Data records
━━━━━━━━━━
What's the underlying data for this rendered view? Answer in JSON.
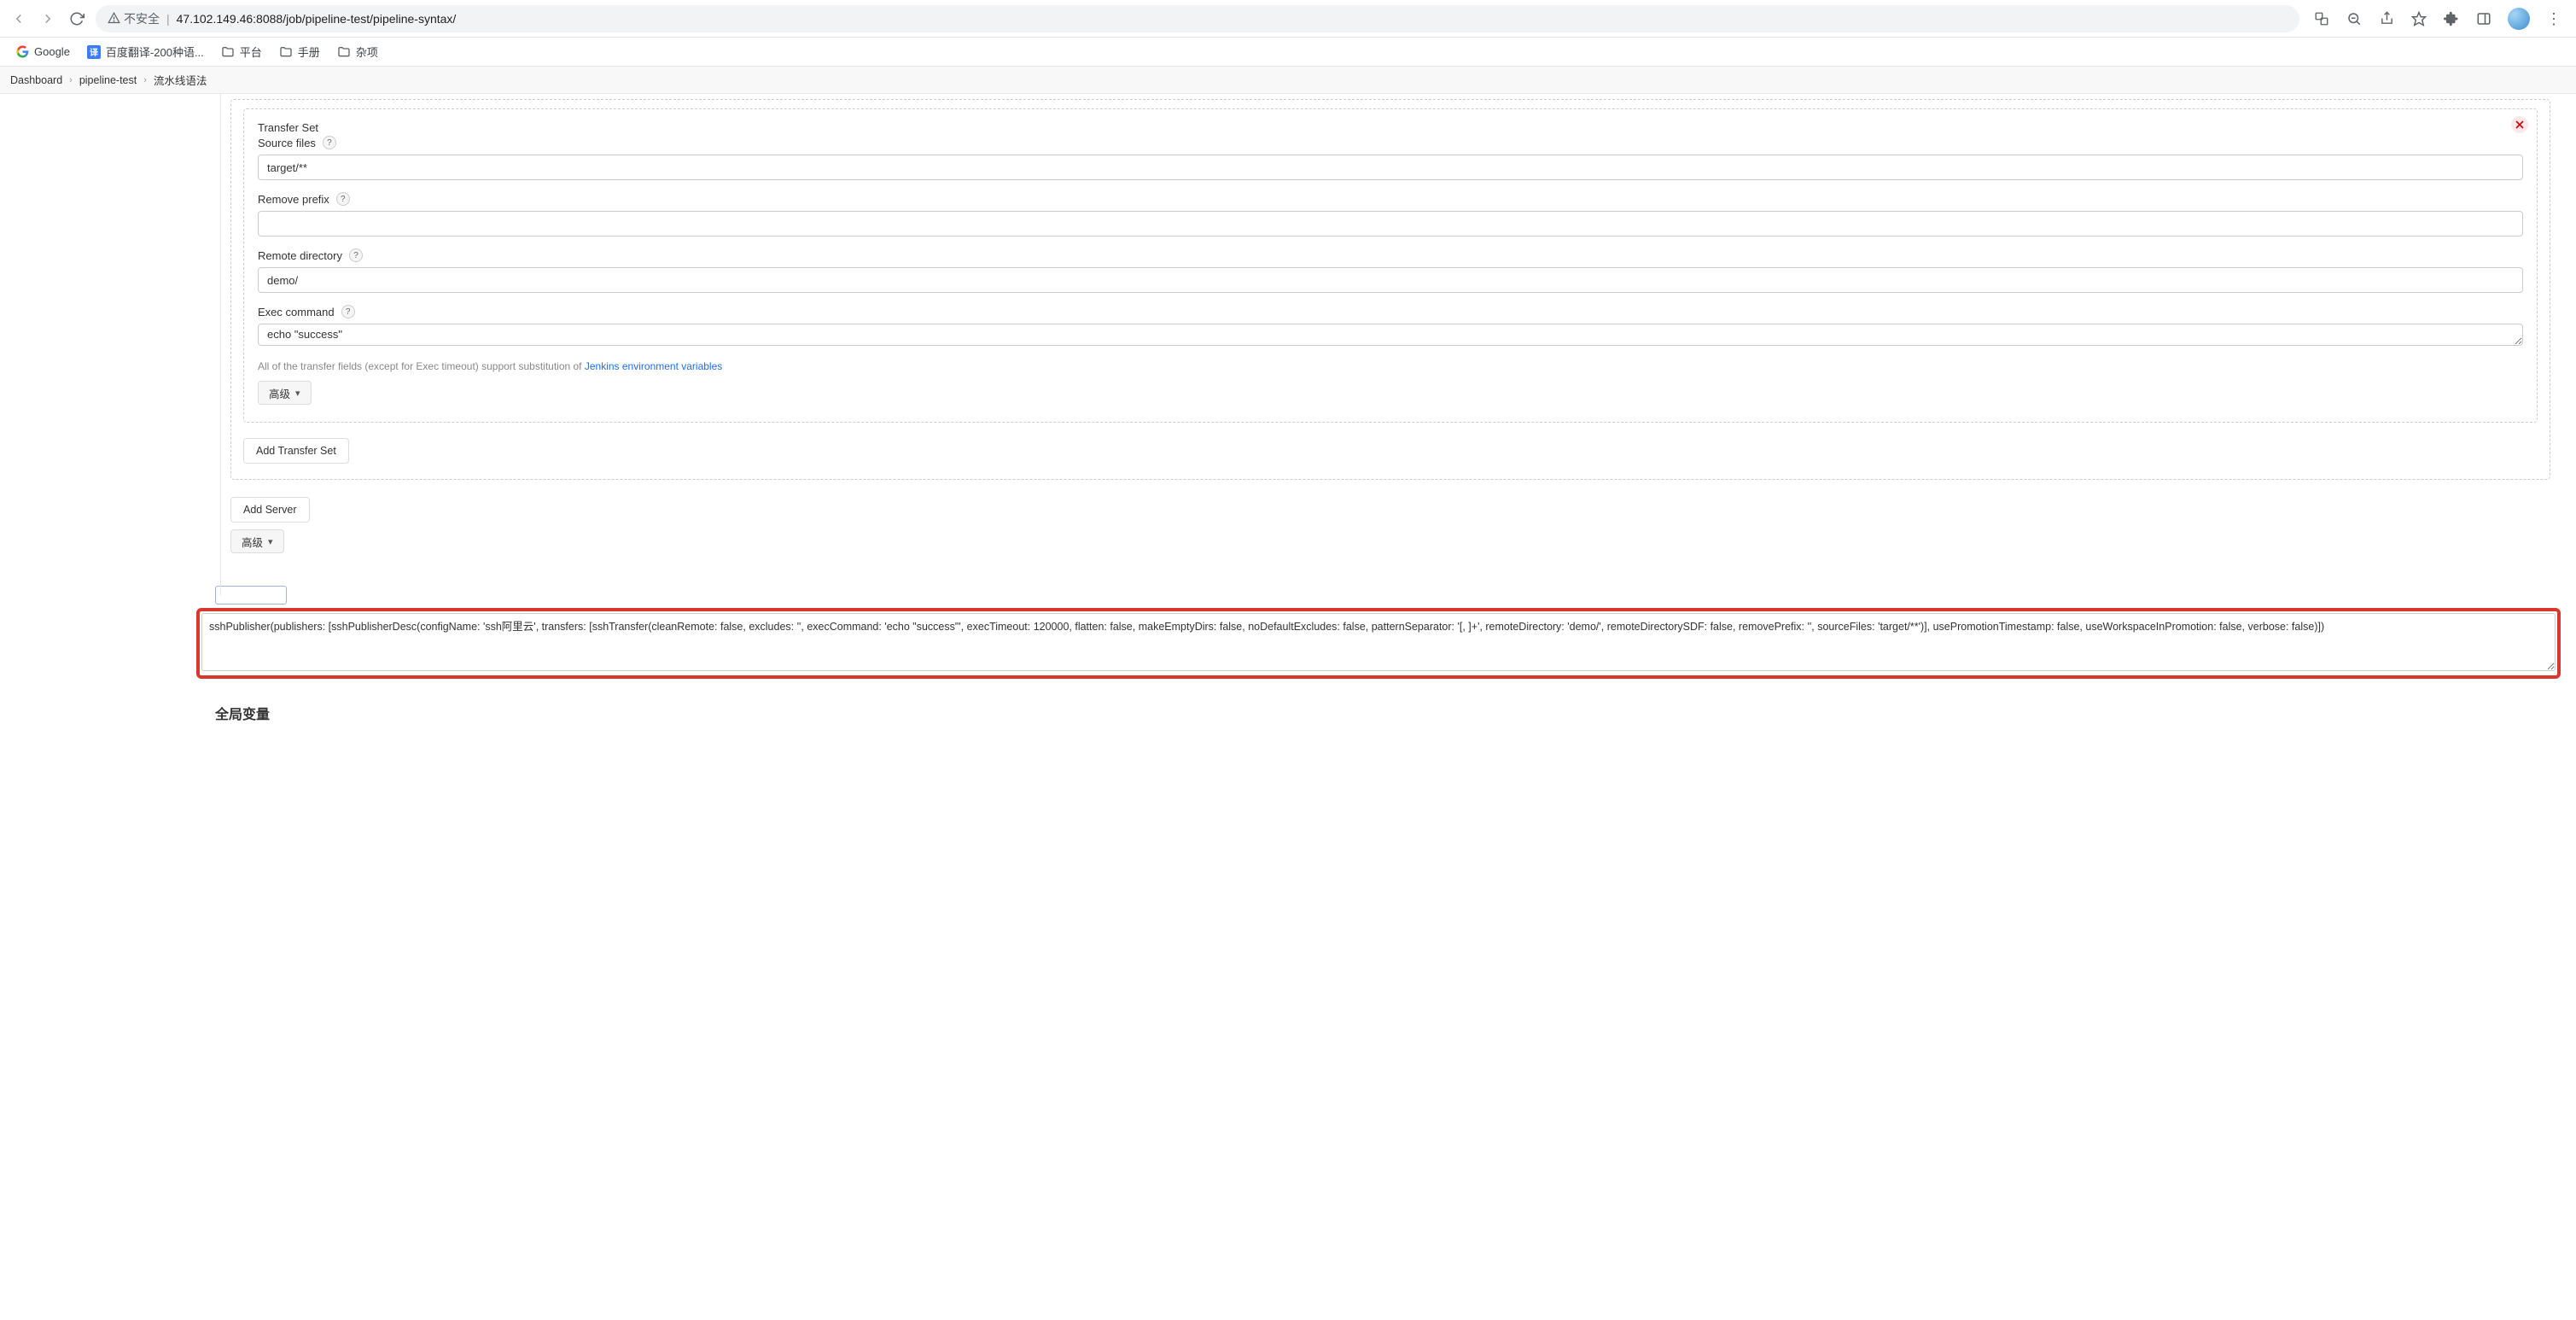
{
  "browser": {
    "notSecure": "不安全",
    "url": "47.102.149.46:8088/job/pipeline-test/pipeline-syntax/"
  },
  "bookmarks": {
    "google": "Google",
    "baidu": "百度翻译-200种语...",
    "platform": "平台",
    "manual": "手册",
    "misc": "杂项"
  },
  "breadcrumb": {
    "dashboard": "Dashboard",
    "job": "pipeline-test",
    "page": "流水线语法"
  },
  "transferSet": {
    "title": "Transfer Set",
    "sourceFilesLabel": "Source files",
    "sourceFilesValue": "target/**",
    "removePrefixLabel": "Remove prefix",
    "removePrefixValue": "",
    "remoteDirLabel": "Remote directory",
    "remoteDirValue": "demo/",
    "execCmdLabel": "Exec command",
    "execCmdValue": "echo \"success\"",
    "hintPrefix": "All of the transfer fields (except for Exec timeout) support substitution of ",
    "hintLink": "Jenkins environment variables",
    "advanced": "高级"
  },
  "buttons": {
    "addTransferSet": "Add Transfer Set",
    "addServer": "Add Server",
    "advanced2": "高级"
  },
  "output": {
    "value": "sshPublisher(publishers: [sshPublisherDesc(configName: 'ssh阿里云', transfers: [sshTransfer(cleanRemote: false, excludes: '', execCommand: 'echo \"success\"', execTimeout: 120000, flatten: false, makeEmptyDirs: false, noDefaultExcludes: false, patternSeparator: '[, ]+', remoteDirectory: 'demo/', remoteDirectorySDF: false, removePrefix: '', sourceFiles: 'target/**')], usePromotionTimestamp: false, useWorkspaceInPromotion: false, verbose: false)])"
  },
  "sections": {
    "globals": "全局变量"
  }
}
━━━━━━━━━━
What the exercise asks -> Leave out the pictures and copy every record above exactly.

Solution to the exercise ->
What's the underlying data for this rendered view? Answer in JSON.
{
  "browser": {
    "notSecure": "不安全",
    "url": "47.102.149.46:8088/job/pipeline-test/pipeline-syntax/"
  },
  "bookmarks": {
    "google": "Google",
    "baidu": "百度翻译-200种语...",
    "platform": "平台",
    "manual": "手册",
    "misc": "杂项"
  },
  "breadcrumb": {
    "dashboard": "Dashboard",
    "job": "pipeline-test",
    "page": "流水线语法"
  },
  "transferSet": {
    "title": "Transfer Set",
    "sourceFilesLabel": "Source files",
    "sourceFilesValue": "target/**",
    "removePrefixLabel": "Remove prefix",
    "removePrefixValue": "",
    "remoteDirLabel": "Remote directory",
    "remoteDirValue": "demo/",
    "execCmdLabel": "Exec command",
    "execCmdValue": "echo \"success\"",
    "hintPrefix": "All of the transfer fields (except for Exec timeout) support substitution of ",
    "hintLink": "Jenkins environment variables",
    "advanced": "高级"
  },
  "buttons": {
    "addTransferSet": "Add Transfer Set",
    "addServer": "Add Server",
    "advanced2": "高级"
  },
  "output": {
    "value": "sshPublisher(publishers: [sshPublisherDesc(configName: 'ssh阿里云', transfers: [sshTransfer(cleanRemote: false, excludes: '', execCommand: 'echo \"success\"', execTimeout: 120000, flatten: false, makeEmptyDirs: false, noDefaultExcludes: false, patternSeparator: '[, ]+', remoteDirectory: 'demo/', remoteDirectorySDF: false, removePrefix: '', sourceFiles: 'target/**')], usePromotionTimestamp: false, useWorkspaceInPromotion: false, verbose: false)])"
  },
  "sections": {
    "globals": "全局变量"
  }
}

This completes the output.